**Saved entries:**
= = = = =
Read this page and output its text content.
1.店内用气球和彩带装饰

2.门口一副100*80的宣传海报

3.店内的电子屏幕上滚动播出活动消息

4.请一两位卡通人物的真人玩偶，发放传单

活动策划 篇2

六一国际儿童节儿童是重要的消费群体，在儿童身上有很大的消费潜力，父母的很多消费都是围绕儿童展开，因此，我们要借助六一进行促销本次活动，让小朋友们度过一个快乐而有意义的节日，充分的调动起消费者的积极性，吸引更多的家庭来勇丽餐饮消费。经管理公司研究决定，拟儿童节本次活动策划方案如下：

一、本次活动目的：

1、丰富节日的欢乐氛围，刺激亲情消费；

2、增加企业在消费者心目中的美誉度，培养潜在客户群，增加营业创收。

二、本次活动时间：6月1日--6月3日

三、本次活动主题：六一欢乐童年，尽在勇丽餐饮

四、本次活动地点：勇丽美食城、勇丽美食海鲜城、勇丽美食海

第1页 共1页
= = = = =
**What is asked:**
Please output the entries above, every line exactly as it reads.

**Exercise result:**
Read this page and output its text content.
1.店内用气球和彩带装饰

2.门口一副100*80的宣传海报

3.店内的电子屏幕上滚动播出活动消息

4.请一两位卡通人物的真人玩偶，发放传单

活动策划 篇2

六一国际儿童节儿童是重要的消费群体，在儿童身上有很大的消费潜力，父母的很多消费都是围绕儿童展开，因此，我们要借助六一进行促销本次活动，让小朋友们度过一个快乐而有意义的节日，充分的调动起消费者的积极性，吸引更多的家庭来勇丽餐饮消费。经管理公司研究决定，拟儿童节本次活动策划方案如下：

一、本次活动目的：

1、丰富节日的欢乐氛围，刺激亲情消费；

2、增加企业在消费者心目中的美誉度，培养潜在客户群，增加营业创收。

二、本次活动时间：6月1日--6月3日

三、本次活动主题：六一欢乐童年，尽在勇丽餐饮

四、本次活动地点：勇丽美食城、勇丽美食海鲜城、勇丽美食海

第1页 共1页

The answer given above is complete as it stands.